## BEGIN ENTRIES SHOWN

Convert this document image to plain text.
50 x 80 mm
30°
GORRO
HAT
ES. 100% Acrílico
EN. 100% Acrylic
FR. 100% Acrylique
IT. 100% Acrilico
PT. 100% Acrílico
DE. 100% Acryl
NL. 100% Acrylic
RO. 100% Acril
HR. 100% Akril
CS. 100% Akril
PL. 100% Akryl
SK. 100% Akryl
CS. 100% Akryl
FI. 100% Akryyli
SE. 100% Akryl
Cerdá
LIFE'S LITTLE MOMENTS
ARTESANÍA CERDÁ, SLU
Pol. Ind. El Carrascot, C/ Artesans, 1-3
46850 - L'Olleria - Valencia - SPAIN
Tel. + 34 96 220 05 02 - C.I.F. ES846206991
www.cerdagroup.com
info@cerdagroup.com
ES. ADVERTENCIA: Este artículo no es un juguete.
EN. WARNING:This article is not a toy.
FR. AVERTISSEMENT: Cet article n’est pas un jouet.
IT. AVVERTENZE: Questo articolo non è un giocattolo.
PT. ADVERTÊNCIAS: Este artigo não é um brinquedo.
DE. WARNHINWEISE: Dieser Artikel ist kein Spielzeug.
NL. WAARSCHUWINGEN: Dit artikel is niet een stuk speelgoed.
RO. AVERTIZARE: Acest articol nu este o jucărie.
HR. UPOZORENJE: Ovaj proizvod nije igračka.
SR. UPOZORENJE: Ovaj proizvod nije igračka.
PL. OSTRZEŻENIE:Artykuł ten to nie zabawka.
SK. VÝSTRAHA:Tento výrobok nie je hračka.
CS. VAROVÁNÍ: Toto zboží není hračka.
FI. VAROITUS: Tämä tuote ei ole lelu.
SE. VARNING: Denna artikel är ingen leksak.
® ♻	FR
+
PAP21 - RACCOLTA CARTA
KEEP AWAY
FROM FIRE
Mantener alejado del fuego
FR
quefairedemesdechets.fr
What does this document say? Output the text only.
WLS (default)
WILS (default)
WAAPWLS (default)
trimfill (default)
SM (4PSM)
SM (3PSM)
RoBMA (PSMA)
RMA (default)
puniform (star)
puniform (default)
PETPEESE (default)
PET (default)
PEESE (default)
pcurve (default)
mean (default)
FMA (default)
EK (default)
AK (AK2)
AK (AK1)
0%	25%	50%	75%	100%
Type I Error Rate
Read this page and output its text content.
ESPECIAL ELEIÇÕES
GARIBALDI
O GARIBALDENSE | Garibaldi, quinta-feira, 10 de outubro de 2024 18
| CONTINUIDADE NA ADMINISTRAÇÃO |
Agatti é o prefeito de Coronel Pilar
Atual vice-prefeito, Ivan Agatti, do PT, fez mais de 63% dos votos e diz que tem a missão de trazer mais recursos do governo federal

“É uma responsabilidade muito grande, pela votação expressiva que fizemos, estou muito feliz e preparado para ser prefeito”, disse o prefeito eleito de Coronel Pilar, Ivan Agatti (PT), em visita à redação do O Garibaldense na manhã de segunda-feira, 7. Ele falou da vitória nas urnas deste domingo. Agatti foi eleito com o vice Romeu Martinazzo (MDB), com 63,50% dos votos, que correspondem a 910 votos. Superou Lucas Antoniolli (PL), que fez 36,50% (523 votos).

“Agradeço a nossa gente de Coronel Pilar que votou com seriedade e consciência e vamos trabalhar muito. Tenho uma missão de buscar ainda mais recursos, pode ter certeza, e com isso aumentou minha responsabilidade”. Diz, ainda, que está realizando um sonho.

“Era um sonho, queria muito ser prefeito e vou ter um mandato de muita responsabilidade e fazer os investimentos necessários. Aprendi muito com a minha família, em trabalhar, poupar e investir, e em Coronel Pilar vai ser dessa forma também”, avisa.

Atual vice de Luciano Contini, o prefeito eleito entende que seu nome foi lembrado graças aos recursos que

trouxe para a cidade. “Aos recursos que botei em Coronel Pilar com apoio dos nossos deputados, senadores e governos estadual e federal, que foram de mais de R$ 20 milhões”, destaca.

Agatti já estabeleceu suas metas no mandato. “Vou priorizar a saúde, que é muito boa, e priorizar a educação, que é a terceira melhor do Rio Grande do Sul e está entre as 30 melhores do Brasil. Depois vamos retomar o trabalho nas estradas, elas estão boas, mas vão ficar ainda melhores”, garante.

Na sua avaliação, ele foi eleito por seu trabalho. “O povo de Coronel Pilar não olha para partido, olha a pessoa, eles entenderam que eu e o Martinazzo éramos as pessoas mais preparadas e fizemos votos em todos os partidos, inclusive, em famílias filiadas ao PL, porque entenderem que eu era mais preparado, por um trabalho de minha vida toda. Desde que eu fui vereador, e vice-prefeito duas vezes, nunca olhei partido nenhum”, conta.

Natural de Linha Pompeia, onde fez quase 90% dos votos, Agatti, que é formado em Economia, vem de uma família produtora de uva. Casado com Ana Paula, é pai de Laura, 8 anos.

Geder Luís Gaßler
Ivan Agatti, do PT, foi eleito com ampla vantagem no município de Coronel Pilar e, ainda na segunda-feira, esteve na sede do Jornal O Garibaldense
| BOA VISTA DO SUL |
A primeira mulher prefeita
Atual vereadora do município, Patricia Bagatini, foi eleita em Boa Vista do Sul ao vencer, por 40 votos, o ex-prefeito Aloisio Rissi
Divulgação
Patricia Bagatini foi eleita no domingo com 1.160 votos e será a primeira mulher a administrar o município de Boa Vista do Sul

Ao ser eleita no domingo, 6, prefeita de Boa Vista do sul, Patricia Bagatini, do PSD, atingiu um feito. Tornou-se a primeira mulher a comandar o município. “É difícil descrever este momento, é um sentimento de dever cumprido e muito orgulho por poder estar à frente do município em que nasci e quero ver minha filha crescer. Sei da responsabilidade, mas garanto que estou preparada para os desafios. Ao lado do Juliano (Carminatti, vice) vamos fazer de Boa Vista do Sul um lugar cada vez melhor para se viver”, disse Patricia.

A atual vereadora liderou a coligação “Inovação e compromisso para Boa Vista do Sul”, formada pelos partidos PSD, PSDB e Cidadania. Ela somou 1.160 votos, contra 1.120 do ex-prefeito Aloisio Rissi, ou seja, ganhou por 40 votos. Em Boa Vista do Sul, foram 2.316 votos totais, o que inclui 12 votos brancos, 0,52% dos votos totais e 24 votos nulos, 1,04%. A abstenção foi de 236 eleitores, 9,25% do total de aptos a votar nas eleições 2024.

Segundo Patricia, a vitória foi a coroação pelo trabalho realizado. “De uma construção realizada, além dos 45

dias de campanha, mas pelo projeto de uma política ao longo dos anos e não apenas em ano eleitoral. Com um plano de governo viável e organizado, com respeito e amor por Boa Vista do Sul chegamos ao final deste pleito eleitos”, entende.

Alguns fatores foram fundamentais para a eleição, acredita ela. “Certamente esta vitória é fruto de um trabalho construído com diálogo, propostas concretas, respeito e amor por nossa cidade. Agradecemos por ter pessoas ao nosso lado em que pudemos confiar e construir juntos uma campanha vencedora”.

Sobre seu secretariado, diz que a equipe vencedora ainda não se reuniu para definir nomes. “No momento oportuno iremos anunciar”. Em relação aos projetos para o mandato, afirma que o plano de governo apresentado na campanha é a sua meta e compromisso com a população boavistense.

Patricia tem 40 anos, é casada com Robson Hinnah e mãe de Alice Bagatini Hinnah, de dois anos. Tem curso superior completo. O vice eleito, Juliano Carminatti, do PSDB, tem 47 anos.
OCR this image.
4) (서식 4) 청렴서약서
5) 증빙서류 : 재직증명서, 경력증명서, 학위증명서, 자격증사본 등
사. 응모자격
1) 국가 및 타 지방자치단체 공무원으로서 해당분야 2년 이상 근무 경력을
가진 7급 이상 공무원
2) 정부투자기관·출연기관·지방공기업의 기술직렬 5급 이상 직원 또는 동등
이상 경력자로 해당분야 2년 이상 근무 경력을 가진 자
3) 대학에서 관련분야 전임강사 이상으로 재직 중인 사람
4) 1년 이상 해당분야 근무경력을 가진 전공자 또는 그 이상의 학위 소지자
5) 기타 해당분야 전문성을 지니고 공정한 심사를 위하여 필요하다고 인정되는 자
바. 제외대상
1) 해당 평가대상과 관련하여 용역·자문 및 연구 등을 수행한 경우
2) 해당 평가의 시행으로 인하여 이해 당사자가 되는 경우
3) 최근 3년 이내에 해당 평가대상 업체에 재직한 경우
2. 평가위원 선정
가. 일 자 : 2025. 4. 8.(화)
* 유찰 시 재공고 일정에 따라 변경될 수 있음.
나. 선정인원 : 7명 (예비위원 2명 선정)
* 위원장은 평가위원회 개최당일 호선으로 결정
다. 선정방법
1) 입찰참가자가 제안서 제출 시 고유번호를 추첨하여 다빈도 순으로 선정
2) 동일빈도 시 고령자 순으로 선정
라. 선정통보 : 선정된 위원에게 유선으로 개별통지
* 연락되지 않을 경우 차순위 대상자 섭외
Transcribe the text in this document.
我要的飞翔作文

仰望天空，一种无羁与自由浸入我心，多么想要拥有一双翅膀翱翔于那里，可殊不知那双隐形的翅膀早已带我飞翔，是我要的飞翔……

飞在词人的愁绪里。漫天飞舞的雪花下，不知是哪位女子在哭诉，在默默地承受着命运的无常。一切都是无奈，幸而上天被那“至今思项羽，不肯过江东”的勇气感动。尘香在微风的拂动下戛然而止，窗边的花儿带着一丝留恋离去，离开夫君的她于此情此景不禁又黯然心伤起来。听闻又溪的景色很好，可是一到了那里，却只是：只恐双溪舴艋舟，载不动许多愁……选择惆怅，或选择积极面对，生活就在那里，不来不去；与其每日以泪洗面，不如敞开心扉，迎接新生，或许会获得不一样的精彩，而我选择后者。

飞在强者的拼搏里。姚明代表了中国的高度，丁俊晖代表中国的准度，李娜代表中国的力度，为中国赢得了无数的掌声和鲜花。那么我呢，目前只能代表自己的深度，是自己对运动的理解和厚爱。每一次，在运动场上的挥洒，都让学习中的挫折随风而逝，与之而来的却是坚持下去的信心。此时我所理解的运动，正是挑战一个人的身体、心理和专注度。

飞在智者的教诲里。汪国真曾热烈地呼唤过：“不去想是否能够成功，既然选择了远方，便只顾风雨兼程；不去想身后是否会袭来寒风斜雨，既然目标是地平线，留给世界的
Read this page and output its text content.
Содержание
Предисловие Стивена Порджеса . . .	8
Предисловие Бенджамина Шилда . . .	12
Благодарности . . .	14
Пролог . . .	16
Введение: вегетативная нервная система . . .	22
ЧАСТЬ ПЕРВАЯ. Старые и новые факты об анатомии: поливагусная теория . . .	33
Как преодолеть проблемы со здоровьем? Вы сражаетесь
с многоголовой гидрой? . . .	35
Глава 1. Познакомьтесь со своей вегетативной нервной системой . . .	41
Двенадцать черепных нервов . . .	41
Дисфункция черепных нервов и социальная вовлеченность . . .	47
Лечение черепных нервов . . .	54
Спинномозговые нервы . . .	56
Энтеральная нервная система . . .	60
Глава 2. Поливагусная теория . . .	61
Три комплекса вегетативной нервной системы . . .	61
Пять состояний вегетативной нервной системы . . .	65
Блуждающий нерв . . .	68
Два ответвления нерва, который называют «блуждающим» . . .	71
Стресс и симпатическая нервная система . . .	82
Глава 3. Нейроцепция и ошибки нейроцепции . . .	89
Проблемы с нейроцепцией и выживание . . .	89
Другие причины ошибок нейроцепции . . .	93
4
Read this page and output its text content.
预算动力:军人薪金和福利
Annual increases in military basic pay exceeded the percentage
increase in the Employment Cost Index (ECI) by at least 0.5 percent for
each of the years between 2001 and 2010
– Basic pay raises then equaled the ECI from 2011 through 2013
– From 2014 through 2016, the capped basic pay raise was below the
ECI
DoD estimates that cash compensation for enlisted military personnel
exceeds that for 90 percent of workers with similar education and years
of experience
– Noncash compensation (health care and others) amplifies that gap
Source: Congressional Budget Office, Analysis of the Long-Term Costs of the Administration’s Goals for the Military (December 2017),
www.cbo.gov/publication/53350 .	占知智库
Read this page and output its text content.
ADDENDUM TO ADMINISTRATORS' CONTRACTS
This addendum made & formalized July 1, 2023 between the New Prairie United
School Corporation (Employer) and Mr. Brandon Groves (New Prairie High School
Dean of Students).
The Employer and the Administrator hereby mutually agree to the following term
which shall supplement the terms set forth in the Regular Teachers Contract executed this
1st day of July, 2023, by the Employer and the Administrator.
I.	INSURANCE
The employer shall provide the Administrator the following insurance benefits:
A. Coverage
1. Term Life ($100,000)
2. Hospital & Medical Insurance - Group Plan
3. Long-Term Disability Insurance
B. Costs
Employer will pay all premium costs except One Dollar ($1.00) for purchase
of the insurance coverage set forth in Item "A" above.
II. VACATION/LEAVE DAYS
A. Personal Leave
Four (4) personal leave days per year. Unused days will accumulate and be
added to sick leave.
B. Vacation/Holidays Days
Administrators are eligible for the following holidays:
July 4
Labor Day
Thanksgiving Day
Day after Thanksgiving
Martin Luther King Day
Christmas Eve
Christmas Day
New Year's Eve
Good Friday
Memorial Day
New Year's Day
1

## END ENTRIES SHOWN

### GIVEN PROBLEM
Each line of the data that includes the word "система" counts once; report the total and nothing more.

### TASK SOLUTION
3